| What the task asks |
Extract every line that includes the string "title".

(Records from a dataset)
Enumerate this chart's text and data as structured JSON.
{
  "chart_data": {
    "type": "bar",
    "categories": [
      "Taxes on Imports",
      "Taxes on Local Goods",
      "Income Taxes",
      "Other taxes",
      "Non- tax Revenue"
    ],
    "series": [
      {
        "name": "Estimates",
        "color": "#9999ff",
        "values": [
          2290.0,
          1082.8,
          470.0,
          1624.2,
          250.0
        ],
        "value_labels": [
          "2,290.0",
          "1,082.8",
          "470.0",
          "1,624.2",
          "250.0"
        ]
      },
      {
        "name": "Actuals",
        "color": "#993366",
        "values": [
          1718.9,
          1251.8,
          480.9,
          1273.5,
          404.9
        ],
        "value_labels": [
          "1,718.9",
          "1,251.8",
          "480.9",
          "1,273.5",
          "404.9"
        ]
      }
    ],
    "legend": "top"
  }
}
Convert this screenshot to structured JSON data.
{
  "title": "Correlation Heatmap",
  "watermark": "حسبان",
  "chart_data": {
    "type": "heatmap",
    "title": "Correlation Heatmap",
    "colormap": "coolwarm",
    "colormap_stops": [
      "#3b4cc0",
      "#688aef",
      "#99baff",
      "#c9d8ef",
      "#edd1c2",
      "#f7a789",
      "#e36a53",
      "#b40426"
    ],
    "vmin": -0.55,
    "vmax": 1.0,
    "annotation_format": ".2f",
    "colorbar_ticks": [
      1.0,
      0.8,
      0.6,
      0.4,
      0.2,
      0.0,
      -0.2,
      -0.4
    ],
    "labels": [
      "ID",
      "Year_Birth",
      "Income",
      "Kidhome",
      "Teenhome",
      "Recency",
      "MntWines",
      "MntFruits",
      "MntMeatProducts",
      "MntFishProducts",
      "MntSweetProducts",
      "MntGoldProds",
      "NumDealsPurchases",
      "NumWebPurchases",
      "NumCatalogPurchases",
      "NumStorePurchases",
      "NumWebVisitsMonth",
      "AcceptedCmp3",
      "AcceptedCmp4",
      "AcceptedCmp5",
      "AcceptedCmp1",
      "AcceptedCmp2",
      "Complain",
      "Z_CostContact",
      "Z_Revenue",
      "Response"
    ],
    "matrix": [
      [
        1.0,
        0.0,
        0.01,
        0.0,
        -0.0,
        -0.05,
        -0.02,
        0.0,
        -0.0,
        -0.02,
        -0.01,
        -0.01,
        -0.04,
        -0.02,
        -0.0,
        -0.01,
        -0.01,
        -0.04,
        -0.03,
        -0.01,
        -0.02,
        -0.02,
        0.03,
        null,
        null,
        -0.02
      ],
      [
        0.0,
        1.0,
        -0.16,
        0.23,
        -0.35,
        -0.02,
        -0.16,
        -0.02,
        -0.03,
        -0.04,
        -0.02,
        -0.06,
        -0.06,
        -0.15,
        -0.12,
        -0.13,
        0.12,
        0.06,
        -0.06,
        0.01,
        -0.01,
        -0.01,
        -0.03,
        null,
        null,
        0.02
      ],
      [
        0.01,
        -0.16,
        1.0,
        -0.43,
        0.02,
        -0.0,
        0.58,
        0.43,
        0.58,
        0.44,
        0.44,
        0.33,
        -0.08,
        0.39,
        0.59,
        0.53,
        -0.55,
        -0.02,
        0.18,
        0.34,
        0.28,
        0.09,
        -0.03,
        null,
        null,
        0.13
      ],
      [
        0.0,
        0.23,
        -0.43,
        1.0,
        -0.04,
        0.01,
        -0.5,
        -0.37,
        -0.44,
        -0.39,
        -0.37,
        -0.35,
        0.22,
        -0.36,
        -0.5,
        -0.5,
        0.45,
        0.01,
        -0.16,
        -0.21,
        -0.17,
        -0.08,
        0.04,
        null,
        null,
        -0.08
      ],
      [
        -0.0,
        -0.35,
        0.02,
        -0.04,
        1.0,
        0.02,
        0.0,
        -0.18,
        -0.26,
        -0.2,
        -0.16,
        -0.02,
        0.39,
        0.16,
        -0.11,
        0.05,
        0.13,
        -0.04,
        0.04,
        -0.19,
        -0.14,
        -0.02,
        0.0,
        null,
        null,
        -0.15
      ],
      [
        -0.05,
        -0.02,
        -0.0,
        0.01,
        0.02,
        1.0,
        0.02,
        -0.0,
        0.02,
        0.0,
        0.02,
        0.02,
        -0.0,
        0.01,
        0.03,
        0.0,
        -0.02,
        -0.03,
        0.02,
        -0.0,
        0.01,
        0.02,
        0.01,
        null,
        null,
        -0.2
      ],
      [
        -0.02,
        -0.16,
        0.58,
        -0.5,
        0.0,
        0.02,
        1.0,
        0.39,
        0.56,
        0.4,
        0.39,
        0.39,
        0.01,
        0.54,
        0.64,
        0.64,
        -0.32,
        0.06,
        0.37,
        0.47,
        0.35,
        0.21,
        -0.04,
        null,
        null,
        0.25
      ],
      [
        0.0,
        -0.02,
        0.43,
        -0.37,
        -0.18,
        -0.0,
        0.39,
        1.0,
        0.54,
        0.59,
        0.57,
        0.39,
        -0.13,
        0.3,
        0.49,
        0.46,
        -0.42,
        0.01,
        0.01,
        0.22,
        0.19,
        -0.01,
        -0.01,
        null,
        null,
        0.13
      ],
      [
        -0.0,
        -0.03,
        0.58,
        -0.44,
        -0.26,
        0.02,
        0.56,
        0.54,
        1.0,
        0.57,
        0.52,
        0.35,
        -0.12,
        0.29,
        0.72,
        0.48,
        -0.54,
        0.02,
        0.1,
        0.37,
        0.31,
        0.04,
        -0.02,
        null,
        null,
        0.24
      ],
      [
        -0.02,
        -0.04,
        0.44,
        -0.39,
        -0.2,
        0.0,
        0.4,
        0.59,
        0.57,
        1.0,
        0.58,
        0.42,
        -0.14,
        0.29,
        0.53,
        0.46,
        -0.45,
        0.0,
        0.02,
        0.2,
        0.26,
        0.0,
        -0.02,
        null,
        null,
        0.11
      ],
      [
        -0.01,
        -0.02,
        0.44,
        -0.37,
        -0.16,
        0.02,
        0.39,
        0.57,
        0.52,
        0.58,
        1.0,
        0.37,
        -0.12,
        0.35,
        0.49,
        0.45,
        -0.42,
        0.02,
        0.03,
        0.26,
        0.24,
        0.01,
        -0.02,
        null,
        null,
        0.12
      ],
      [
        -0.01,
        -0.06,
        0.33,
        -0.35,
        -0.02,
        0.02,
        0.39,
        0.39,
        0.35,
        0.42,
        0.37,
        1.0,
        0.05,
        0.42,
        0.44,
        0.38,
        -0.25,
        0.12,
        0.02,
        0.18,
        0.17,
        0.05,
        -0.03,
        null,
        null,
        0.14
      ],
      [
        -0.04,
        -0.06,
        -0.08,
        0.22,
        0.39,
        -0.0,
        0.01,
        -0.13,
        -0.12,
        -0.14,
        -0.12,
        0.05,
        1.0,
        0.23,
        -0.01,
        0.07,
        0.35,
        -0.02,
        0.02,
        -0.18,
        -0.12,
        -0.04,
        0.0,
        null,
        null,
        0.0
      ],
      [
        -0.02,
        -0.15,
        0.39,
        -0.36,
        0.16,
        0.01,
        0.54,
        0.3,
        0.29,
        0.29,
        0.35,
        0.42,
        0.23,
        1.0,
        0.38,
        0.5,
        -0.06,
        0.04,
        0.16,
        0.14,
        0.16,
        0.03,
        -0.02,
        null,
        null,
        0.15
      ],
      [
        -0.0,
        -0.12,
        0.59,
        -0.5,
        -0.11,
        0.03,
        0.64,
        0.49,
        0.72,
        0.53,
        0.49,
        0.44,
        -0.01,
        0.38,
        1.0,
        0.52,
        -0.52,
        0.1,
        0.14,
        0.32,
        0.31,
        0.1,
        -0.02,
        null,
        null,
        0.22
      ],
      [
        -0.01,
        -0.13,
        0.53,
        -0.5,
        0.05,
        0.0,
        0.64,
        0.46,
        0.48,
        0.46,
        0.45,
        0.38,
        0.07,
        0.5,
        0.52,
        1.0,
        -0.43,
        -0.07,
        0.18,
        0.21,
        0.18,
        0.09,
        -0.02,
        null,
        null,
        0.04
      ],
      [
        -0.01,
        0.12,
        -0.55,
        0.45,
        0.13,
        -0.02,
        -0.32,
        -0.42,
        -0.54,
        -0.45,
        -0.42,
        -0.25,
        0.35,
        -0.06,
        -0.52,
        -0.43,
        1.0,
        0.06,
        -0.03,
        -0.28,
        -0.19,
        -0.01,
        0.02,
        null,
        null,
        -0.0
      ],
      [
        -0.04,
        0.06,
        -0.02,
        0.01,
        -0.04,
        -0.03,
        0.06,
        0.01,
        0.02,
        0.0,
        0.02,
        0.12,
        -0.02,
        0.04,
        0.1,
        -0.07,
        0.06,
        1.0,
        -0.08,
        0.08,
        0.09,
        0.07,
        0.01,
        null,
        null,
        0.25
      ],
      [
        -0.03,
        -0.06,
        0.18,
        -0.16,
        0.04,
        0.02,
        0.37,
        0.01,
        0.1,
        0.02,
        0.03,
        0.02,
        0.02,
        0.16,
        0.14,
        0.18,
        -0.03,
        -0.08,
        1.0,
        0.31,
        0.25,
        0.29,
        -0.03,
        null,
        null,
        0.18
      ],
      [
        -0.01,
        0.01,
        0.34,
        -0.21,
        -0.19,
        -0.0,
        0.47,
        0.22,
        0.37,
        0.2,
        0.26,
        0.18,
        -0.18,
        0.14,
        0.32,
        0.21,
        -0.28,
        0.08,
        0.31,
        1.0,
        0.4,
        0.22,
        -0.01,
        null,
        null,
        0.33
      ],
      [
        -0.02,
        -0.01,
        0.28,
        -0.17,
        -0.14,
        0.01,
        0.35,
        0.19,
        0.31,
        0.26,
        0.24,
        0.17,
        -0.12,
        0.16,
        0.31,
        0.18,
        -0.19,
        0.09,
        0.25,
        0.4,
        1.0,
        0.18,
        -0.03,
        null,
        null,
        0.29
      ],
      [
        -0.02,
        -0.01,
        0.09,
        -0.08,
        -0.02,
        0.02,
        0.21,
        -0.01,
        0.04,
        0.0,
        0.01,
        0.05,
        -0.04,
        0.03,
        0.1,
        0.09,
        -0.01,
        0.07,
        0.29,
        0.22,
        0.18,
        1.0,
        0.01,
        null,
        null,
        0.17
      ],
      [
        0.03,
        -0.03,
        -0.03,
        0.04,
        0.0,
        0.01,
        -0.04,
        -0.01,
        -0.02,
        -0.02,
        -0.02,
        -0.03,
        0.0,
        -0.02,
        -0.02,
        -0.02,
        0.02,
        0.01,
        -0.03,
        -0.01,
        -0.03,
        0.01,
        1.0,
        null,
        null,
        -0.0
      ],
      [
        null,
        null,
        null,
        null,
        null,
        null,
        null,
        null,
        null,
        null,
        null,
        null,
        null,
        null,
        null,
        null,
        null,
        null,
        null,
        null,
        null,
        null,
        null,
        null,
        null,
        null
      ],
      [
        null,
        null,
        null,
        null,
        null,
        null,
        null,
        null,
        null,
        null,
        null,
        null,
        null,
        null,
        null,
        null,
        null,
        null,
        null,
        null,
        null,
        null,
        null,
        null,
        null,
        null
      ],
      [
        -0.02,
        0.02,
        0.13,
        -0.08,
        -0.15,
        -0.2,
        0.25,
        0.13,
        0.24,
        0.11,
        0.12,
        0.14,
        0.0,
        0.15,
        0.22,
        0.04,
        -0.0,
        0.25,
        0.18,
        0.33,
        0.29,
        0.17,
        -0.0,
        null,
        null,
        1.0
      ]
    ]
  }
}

| Completed task |
  "title": "Correlation Heatmap",
    "title": "Correlation Heatmap",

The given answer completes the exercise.